## [Aufgabenstellung]
Gib die folgenden Daten erneut aus und ersetze dabei jedes Vorkommen von „candle-body“ durch „candle_body“. Alles Übrige bleibt unverändert.

━━━━━ Eingabedaten

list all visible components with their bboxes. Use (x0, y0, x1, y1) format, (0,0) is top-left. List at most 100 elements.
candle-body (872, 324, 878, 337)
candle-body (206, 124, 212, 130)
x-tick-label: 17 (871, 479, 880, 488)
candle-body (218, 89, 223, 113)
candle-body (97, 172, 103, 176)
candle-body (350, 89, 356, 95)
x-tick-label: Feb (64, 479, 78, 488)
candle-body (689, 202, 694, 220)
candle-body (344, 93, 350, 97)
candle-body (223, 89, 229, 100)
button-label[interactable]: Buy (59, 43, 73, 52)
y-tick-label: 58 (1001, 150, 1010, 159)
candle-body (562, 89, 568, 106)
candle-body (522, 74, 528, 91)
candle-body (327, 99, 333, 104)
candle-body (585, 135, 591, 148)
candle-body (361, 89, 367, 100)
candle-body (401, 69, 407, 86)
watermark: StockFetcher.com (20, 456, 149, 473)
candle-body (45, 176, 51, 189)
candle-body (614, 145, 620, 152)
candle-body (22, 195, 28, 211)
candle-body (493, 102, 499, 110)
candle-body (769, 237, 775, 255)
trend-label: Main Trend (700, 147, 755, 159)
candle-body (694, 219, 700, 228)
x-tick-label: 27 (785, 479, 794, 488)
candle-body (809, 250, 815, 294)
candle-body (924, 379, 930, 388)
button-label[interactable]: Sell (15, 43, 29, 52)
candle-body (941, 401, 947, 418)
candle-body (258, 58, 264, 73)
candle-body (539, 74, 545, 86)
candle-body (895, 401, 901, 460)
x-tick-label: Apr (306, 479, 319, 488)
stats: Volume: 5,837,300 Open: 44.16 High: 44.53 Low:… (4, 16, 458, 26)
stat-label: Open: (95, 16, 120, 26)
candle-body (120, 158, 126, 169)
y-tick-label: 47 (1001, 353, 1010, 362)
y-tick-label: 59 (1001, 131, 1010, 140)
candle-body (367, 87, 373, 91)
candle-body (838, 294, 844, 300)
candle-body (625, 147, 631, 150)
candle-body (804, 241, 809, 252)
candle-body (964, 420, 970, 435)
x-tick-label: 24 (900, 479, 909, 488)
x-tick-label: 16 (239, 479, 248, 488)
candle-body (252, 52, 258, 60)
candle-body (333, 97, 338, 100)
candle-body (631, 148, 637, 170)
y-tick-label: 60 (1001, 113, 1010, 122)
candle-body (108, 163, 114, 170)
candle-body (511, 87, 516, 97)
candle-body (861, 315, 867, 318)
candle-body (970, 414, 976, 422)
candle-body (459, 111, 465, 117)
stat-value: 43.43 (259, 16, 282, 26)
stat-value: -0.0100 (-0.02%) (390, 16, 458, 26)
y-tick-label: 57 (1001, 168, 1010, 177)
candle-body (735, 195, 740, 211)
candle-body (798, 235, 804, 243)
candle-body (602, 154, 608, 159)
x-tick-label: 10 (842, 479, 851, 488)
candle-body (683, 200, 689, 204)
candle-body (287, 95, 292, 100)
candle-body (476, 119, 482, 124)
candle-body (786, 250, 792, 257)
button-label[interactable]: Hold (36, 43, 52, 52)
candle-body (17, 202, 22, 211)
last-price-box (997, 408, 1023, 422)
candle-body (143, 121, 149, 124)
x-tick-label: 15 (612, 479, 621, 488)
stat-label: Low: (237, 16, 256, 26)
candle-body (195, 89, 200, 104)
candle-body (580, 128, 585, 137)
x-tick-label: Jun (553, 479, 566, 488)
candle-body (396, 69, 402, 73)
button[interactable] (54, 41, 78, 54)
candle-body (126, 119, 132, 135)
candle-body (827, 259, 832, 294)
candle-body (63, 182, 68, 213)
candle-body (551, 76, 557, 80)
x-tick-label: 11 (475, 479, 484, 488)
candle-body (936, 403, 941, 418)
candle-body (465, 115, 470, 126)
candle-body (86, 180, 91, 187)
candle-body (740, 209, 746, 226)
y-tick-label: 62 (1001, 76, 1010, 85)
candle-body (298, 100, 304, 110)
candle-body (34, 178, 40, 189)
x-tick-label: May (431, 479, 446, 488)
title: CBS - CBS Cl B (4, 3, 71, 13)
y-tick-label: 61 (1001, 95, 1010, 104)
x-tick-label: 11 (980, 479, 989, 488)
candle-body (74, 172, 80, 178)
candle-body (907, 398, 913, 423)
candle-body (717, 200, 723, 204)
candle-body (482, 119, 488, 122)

━━━━━━━━━━

## [Lösung]
list all visible components with their bboxes. Use (x0, y0, x1, y1) format, (0,0) is top-left. List at most 100 elements.
candle_body (872, 324, 878, 337)
candle_body (206, 124, 212, 130)
x-tick-label: 17 (871, 479, 880, 488)
candle_body (218, 89, 223, 113)
candle_body (97, 172, 103, 176)
candle_body (350, 89, 356, 95)
x-tick-label: Feb (64, 479, 78, 488)
candle_body (689, 202, 694, 220)
candle_body (344, 93, 350, 97)
candle_body (223, 89, 229, 100)
button-label[interactable]: Buy (59, 43, 73, 52)
y-tick-label: 58 (1001, 150, 1010, 159)
candle_body (562, 89, 568, 106)
candle_body (522, 74, 528, 91)
candle_body (327, 99, 333, 104)
candle_body (585, 135, 591, 148)
candle_body (361, 89, 367, 100)
candle_body (401, 69, 407, 86)
watermark: StockFetcher.com (20, 456, 149, 473)
candle_body (45, 176, 51, 189)
candle_body (614, 145, 620, 152)
candle_body (22, 195, 28, 211)
candle_body (493, 102, 499, 110)
candle_body (769, 237, 775, 255)
trend-label: Main Trend (700, 147, 755, 159)
candle_body (694, 219, 700, 228)
x-tick-label: 27 (785, 479, 794, 488)
candle_body (809, 250, 815, 294)
candle_body (924, 379, 930, 388)
button-label[interactable]: Sell (15, 43, 29, 52)
candle_body (941, 401, 947, 418)
candle_body (258, 58, 264, 73)
candle_body (539, 74, 545, 86)
candle_body (895, 401, 901, 460)
x-tick-label: Apr (306, 479, 319, 488)
stats: Volume: 5,837,300 Open: 44.16 High: 44.53 Low:… (4, 16, 458, 26)
stat-label: Open: (95, 16, 120, 26)
candle_body (120, 158, 126, 169)
y-tick-label: 47 (1001, 353, 1010, 362)
y-tick-label: 59 (1001, 131, 1010, 140)
candle_body (367, 87, 373, 91)
candle_body (838, 294, 844, 300)
candle_body (625, 147, 631, 150)
candle_body (804, 241, 809, 252)
candle_body (964, 420, 970, 435)
x-tick-label: 24 (900, 479, 909, 488)
x-tick-label: 16 (239, 479, 248, 488)
candle_body (252, 52, 258, 60)
candle_body (333, 97, 338, 100)
candle_body (631, 148, 637, 170)
y-tick-label: 60 (1001, 113, 1010, 122)
candle_body (108, 163, 114, 170)
candle_body (511, 87, 516, 97)
candle_body (861, 315, 867, 318)
candle_body (970, 414, 976, 422)
candle_body (459, 111, 465, 117)
stat-value: 43.43 (259, 16, 282, 26)
stat-value: -0.0100 (-0.02%) (390, 16, 458, 26)
y-tick-label: 57 (1001, 168, 1010, 177)
candle_body (735, 195, 740, 211)
candle_body (798, 235, 804, 243)
candle_body (602, 154, 608, 159)
x-tick-label: 10 (842, 479, 851, 488)
candle_body (683, 200, 689, 204)
candle_body (287, 95, 292, 100)
candle_body (476, 119, 482, 124)
candle_body (786, 250, 792, 257)
button-label[interactable]: Hold (36, 43, 52, 52)
candle_body (17, 202, 22, 211)
last-price-box (997, 408, 1023, 422)
candle_body (143, 121, 149, 124)
x-tick-label: 15 (612, 479, 621, 488)
stat-label: Low: (237, 16, 256, 26)
candle_body (195, 89, 200, 104)
candle_body (580, 128, 585, 137)
x-tick-label: Jun (553, 479, 566, 488)
candle_body (396, 69, 402, 73)
button[interactable] (54, 41, 78, 54)
candle_body (126, 119, 132, 135)
candle_body (827, 259, 832, 294)
candle_body (63, 182, 68, 213)
candle_body (551, 76, 557, 80)
x-tick-label: 11 (475, 479, 484, 488)
candle_body (936, 403, 941, 418)
candle_body (465, 115, 470, 126)
candle_body (86, 180, 91, 187)
candle_body (740, 209, 746, 226)
y-tick-label: 62 (1001, 76, 1010, 85)
candle_body (298, 100, 304, 110)
candle_body (34, 178, 40, 189)
x-tick-label: May (431, 479, 446, 488)
title: CBS - CBS Cl B (4, 3, 71, 13)
y-tick-label: 61 (1001, 95, 1010, 104)
x-tick-label: 11 (980, 479, 989, 488)
candle_body (74, 172, 80, 178)
candle_body (907, 398, 913, 423)
candle_body (717, 200, 723, 204)
candle_body (482, 119, 488, 122)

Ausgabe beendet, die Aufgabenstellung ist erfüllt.